### Work instructions
Write out only the lines running from the one that contains "Type out the text in this image." to the end of the material, both ends included.
======
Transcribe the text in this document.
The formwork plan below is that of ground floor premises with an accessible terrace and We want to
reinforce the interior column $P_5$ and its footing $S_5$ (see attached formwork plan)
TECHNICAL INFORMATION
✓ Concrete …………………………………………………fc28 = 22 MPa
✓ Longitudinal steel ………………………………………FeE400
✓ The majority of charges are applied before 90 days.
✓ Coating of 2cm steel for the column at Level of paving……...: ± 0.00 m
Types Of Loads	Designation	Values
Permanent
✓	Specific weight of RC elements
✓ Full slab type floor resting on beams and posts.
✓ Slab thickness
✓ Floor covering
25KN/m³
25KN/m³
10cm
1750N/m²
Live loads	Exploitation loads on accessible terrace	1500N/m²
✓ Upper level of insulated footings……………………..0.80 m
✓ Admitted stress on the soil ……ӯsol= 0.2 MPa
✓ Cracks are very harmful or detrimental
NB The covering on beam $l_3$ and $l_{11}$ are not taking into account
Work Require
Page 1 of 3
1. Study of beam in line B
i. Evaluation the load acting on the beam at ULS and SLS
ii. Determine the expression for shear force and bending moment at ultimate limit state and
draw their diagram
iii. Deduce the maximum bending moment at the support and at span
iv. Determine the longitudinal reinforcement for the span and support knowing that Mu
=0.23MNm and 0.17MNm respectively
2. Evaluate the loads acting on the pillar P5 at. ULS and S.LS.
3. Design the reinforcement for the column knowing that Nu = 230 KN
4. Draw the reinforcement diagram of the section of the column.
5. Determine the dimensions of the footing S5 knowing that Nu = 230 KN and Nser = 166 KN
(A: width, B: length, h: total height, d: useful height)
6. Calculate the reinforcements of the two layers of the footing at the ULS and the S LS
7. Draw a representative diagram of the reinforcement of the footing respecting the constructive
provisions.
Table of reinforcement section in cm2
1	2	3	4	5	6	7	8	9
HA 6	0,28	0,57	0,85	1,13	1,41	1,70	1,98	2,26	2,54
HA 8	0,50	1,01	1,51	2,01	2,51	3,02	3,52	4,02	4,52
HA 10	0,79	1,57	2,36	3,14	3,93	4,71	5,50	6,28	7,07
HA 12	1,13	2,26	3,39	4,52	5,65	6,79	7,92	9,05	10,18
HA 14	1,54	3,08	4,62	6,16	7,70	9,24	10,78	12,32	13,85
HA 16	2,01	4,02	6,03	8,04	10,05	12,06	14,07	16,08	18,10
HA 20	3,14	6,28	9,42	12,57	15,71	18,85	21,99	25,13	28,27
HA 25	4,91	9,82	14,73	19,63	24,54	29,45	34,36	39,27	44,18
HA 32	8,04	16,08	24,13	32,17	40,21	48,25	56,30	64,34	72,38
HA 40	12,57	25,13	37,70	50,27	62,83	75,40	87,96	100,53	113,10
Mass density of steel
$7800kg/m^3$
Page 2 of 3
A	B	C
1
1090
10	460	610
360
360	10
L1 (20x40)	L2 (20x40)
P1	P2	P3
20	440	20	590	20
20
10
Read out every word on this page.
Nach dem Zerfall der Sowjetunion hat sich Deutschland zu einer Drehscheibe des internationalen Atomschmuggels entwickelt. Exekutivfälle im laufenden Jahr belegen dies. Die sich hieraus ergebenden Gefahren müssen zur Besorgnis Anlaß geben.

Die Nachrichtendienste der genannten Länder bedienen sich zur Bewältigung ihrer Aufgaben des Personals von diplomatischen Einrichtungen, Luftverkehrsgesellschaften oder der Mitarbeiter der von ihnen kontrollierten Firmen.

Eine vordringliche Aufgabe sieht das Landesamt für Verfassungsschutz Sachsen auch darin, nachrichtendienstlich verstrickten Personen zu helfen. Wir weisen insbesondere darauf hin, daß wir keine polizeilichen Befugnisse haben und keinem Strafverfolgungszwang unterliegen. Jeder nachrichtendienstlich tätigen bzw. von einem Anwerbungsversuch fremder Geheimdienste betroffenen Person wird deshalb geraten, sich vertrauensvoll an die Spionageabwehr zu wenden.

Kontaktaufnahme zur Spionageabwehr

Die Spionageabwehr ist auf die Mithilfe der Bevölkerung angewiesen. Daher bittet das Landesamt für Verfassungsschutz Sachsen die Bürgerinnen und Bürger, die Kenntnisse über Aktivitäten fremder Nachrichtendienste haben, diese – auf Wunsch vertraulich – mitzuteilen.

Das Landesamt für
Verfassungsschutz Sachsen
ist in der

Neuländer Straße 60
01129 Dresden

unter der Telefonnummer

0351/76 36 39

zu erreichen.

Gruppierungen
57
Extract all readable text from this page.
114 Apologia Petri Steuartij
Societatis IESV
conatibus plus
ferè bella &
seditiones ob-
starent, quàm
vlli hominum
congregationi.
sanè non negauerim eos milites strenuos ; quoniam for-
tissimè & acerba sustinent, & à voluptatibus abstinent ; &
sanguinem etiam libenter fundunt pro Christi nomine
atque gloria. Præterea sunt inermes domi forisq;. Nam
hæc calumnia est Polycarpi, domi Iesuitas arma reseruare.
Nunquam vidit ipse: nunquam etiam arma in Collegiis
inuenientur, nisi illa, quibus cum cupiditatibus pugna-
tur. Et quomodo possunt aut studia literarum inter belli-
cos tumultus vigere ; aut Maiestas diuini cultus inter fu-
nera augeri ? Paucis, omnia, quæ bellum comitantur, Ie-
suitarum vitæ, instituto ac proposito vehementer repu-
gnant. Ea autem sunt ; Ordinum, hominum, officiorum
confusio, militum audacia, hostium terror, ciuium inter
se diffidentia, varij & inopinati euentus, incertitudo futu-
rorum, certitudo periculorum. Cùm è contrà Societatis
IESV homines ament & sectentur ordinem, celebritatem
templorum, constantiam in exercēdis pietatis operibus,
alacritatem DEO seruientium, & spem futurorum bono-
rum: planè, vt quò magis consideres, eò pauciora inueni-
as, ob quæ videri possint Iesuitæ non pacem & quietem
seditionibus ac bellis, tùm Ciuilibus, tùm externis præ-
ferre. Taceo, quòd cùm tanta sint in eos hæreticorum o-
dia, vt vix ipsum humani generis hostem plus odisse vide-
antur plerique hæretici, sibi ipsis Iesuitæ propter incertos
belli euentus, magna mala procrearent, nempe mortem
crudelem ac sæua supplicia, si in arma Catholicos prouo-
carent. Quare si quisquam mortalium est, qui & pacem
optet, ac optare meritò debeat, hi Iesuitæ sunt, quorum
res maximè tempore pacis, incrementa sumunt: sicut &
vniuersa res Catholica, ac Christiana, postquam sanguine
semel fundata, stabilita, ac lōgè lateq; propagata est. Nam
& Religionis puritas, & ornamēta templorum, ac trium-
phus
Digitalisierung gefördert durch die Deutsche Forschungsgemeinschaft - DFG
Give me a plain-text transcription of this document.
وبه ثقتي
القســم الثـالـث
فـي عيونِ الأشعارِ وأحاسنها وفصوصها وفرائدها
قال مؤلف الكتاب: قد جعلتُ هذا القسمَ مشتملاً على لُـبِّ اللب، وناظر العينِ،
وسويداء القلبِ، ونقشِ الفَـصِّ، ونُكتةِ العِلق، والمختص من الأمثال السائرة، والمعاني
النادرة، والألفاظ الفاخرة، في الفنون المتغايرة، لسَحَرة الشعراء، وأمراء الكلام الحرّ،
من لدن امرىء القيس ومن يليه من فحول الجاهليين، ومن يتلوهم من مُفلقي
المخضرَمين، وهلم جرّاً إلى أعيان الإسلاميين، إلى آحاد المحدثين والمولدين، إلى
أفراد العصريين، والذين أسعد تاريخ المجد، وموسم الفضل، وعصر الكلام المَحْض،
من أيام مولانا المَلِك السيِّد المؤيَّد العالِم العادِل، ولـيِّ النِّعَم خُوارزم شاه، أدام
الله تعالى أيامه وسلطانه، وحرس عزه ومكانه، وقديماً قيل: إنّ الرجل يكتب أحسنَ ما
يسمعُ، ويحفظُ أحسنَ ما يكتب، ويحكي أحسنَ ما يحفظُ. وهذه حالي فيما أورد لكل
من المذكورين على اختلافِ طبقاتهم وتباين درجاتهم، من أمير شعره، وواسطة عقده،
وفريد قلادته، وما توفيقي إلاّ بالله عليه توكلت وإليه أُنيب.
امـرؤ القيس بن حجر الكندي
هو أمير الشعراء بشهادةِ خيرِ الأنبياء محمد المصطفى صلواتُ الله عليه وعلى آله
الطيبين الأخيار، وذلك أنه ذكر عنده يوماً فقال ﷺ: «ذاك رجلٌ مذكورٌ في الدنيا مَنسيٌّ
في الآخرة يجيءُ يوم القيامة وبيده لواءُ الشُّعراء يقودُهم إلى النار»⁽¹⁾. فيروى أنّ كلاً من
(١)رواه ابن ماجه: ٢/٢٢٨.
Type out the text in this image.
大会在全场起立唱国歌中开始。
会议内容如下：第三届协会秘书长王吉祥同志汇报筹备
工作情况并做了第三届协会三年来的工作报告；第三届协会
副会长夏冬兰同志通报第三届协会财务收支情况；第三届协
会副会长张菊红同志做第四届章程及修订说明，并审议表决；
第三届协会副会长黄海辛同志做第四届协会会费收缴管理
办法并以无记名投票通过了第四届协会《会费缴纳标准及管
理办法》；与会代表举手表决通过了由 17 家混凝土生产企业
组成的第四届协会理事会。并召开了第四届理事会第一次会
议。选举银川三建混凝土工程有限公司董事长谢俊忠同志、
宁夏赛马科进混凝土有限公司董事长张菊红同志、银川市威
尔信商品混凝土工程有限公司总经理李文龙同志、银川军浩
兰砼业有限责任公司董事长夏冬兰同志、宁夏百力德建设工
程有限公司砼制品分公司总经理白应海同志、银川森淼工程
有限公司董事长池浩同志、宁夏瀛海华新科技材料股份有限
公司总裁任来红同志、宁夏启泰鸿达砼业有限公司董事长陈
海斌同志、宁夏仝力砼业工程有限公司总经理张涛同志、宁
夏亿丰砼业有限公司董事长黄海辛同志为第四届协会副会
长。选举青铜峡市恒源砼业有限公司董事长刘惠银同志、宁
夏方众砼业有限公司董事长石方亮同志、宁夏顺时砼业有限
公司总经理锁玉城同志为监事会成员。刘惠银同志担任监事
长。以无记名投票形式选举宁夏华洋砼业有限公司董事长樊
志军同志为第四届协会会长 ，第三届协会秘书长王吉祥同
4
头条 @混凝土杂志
======
### Task solution
Type out the text in this image.
大会在全场起立唱国歌中开始。
会议内容如下：第三届协会秘书长王吉祥同志汇报筹备
工作情况并做了第三届协会三年来的工作报告；第三届协会
副会长夏冬兰同志通报第三届协会财务收支情况；第三届协
会副会长张菊红同志做第四届章程及修订说明，并审议表决；
第三届协会副会长黄海辛同志做第四届协会会费收缴管理
办法并以无记名投票通过了第四届协会《会费缴纳标准及管
理办法》；与会代表举手表决通过了由 17 家混凝土生产企业
组成的第四届协会理事会。并召开了第四届理事会第一次会
议。选举银川三建混凝土工程有限公司董事长谢俊忠同志、
宁夏赛马科进混凝土有限公司董事长张菊红同志、银川市威
尔信商品混凝土工程有限公司总经理李文龙同志、银川军浩
兰砼业有限责任公司董事长夏冬兰同志、宁夏百力德建设工
程有限公司砼制品分公司总经理白应海同志、银川森淼工程
有限公司董事长池浩同志、宁夏瀛海华新科技材料股份有限
公司总裁任来红同志、宁夏启泰鸿达砼业有限公司董事长陈
海斌同志、宁夏仝力砼业工程有限公司总经理张涛同志、宁
夏亿丰砼业有限公司董事长黄海辛同志为第四届协会副会
长。选举青铜峡市恒源砼业有限公司董事长刘惠银同志、宁
夏方众砼业有限公司董事长石方亮同志、宁夏顺时砼业有限
公司总经理锁玉城同志为监事会成员。刘惠银同志担任监事
长。以无记名投票形式选举宁夏华洋砼业有限公司董事长樊
志军同志为第四届协会会长 ，第三届协会秘书长王吉祥同
4
头条 @混凝土杂志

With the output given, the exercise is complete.